■ SHORT EXERCISE:
In the listing below, count each line containing "screen" and answer with the count only.

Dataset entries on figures

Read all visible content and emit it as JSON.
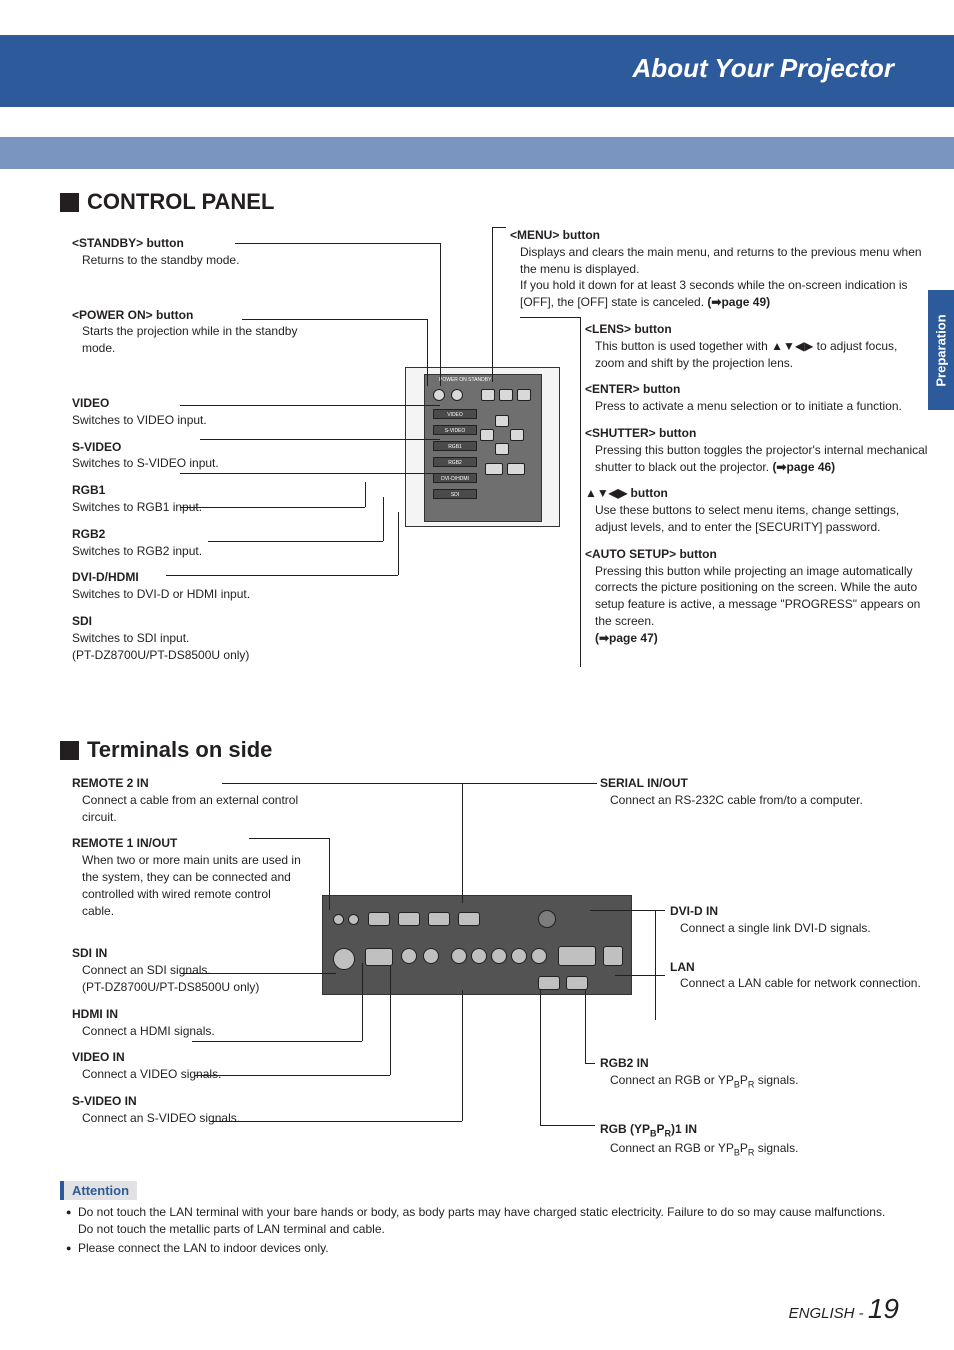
{
  "header": {
    "title": "About Your Projector"
  },
  "side_tab": "Preparation",
  "section1": {
    "title": "CONTROL PANEL"
  },
  "cp_left": {
    "standby": {
      "label": "<STANDBY> button",
      "desc": "Returns to the standby mode."
    },
    "poweron": {
      "label": "<POWER ON> button",
      "desc": "Starts the projection while in the standby mode."
    },
    "video": {
      "label": "VIDEO",
      "desc": "Switches to VIDEO input."
    },
    "svideo": {
      "label": "S-VIDEO",
      "desc": "Switches to S-VIDEO input."
    },
    "rgb1": {
      "label": "RGB1",
      "desc": "Switches to RGB1 input."
    },
    "rgb2": {
      "label": "RGB2",
      "desc": "Switches to RGB2 input."
    },
    "dvi": {
      "label": "DVI-D/HDMI",
      "desc": "Switches to DVI-D or HDMI input."
    },
    "sdi": {
      "label": "SDI",
      "desc": "Switches to SDI input.",
      "desc2": "(PT-DZ8700U/PT-DS8500U only)"
    }
  },
  "cp_right": {
    "menu": {
      "label": "<MENU> button",
      "desc": "Displays and clears the main menu, and returns to the previous menu when the menu is displayed.",
      "desc2": "If you hold it down for at least 3 seconds while the on-screen indication is [OFF], the [OFF] state is canceled. ",
      "ref": "(➡page 49)"
    },
    "lens": {
      "label": "<LENS> button",
      "desc": "This button is used together with ▲▼◀▶ to adjust focus, zoom and shift by the projection lens."
    },
    "enter": {
      "label": "<ENTER> button",
      "desc": "Press to activate a menu selection or to initiate a function."
    },
    "shutter": {
      "label": "<SHUTTER> button",
      "desc": "Pressing this button toggles the projector's internal mechanical shutter to black out the projector. ",
      "ref": "(➡page 46)"
    },
    "arrows": {
      "label": "▲▼◀▶ button",
      "desc": "Use these buttons to select menu items, change settings, adjust levels, and to enter the [SECURITY] password."
    },
    "auto": {
      "label": "<AUTO SETUP> button",
      "desc": "Pressing this button while projecting an image automatically corrects the picture positioning on the screen. While the auto setup feature is active, a message \"PROGRESS\" appears on the screen.",
      "ref": "(➡page 47)"
    }
  },
  "section2": {
    "title": "Terminals on side"
  },
  "t_left": {
    "r2in": {
      "label": "REMOTE 2 IN",
      "desc": "Connect a cable from an external control circuit."
    },
    "r1": {
      "label": "REMOTE 1 IN/OUT",
      "desc": "When two or more main units are used in the system, they can be connected and controlled with wired remote control cable."
    },
    "sdi": {
      "label": "SDI IN",
      "desc": "Connect an SDI signals.",
      "desc2": "(PT-DZ8700U/PT-DS8500U only)"
    },
    "hdmi": {
      "label": "HDMI IN",
      "desc": "Connect a HDMI signals."
    },
    "video": {
      "label": "VIDEO IN",
      "desc": "Connect a VIDEO signals."
    },
    "svideo": {
      "label": "S-VIDEO IN",
      "desc": "Connect an S-VIDEO signals."
    }
  },
  "t_right": {
    "serial": {
      "label": "SERIAL IN/OUT",
      "desc": "Connect an RS-232C cable from/to a computer."
    },
    "dvid": {
      "label": "DVI-D IN",
      "desc": "Connect a single link DVI-D signals."
    },
    "lan": {
      "label": "LAN",
      "desc": "Connect a LAN cable for network connection."
    },
    "rgb2": {
      "label": "RGB2 IN",
      "desc_html": "Connect an RGB or YP<sub>B</sub>P<sub>R</sub> signals."
    },
    "rgb1": {
      "label_html": "RGB (YP<sub>B</sub>P<sub>R</sub>)1 IN",
      "desc_html": "Connect an RGB or YP<sub>B</sub>P<sub>R</sub> signals."
    }
  },
  "attention": {
    "title": "Attention",
    "items": [
      "Do not touch the LAN terminal with your bare hands or body, as body parts may have charged static electricity. Failure to do so may cause malfunctions.\nDo not touch the metallic parts of LAN terminal and cable.",
      "Please connect the LAN to indoor devices only."
    ]
  },
  "footer": {
    "lang": "ENGLISH - ",
    "page": "19"
  },
  "cp_diagram": {
    "header": "POWER ON STANDBY",
    "labels": [
      "VIDEO",
      "S-VIDEO",
      "RGB1",
      "RGB2",
      "DVI-D/HDMI",
      "SDI"
    ]
  }
}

■ THE OUTPUT:
2